### WYMAGANIA ZADANIA:
Zacytuj wiernie wszystkie poniższe pozycje, wiersz po wierszu. Obrazy pomiń.

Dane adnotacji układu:
-- -- --

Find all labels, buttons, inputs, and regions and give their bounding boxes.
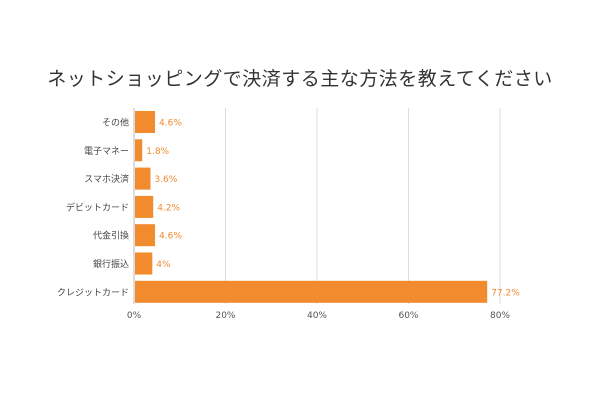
value-label: 1.8% [146, 147, 169, 157]
category-label: スマホ決済 [84, 173, 129, 185]
x-tick-label: 20% [215, 311, 235, 321]
x-tick-label: 80% [490, 311, 510, 321]
bar [135, 280, 488, 303]
category-label: デビットカード [66, 201, 129, 213]
value-label: 4.2% [157, 203, 180, 213]
category-label: 銀行振込 [93, 258, 129, 270]
category-label: その他 [102, 117, 129, 129]
bar [135, 111, 156, 133]
value-label: 4.6% [159, 119, 182, 129]
chart-title: ネットショッピングで決済する主な方法を教えてください [47, 68, 553, 90]
bar [135, 252, 153, 275]
x-tick-label: 60% [398, 311, 418, 321]
value-label: 4.6% [159, 232, 182, 242]
x-tick-label: 0% [127, 311, 142, 321]
value-label: 77.2% [491, 288, 520, 298]
bar [135, 224, 156, 247]
category-label: クレジットカード [57, 287, 129, 298]
value-label: 4% [156, 260, 171, 270]
bar [135, 195, 154, 218]
category-label: 電子マネー [84, 146, 129, 157]
value-label: 3.6% [154, 175, 177, 185]
category-label: 代金引換 [93, 230, 129, 242]
x-tick-label: 40% [307, 311, 327, 321]
bar [135, 139, 143, 162]
bar [135, 167, 151, 190]
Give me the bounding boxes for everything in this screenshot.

-- -- --

### ROZWIĄZANIE ZADANIA:
Find all labels, buttons, inputs, and regions and give their bounding boxes.
value-label: 1.8% [146, 147, 169, 157]
category-label: スマホ決済 [84, 173, 129, 185]
x-tick-label: 20% [215, 311, 235, 321]
x-tick-label: 80% [490, 311, 510, 321]
bar [135, 280, 488, 303]
category-label: デビットカード [66, 201, 129, 213]
value-label: 4.2% [157, 203, 180, 213]
category-label: 銀行振込 [93, 258, 129, 270]
category-label: その他 [102, 117, 129, 129]
bar [135, 111, 156, 133]
value-label: 4.6% [159, 119, 182, 129]
chart-title: ネットショッピングで決済する主な方法を教えてください [47, 68, 553, 90]
bar [135, 252, 153, 275]
x-tick-label: 60% [398, 311, 418, 321]
value-label: 4.6% [159, 232, 182, 242]
x-tick-label: 0% [127, 311, 142, 321]
value-label: 77.2% [491, 288, 520, 298]
bar [135, 224, 156, 247]
category-label: クレジットカード [57, 287, 129, 298]
value-label: 4% [156, 260, 171, 270]
bar [135, 195, 154, 218]
category-label: 電子マネー [84, 146, 129, 157]
value-label: 3.6% [154, 175, 177, 185]
category-label: 代金引換 [93, 230, 129, 242]
x-tick-label: 40% [307, 311, 327, 321]
bar [135, 139, 143, 162]
bar [135, 167, 151, 190]
Give me the bounding boxes for everything in this screenshot.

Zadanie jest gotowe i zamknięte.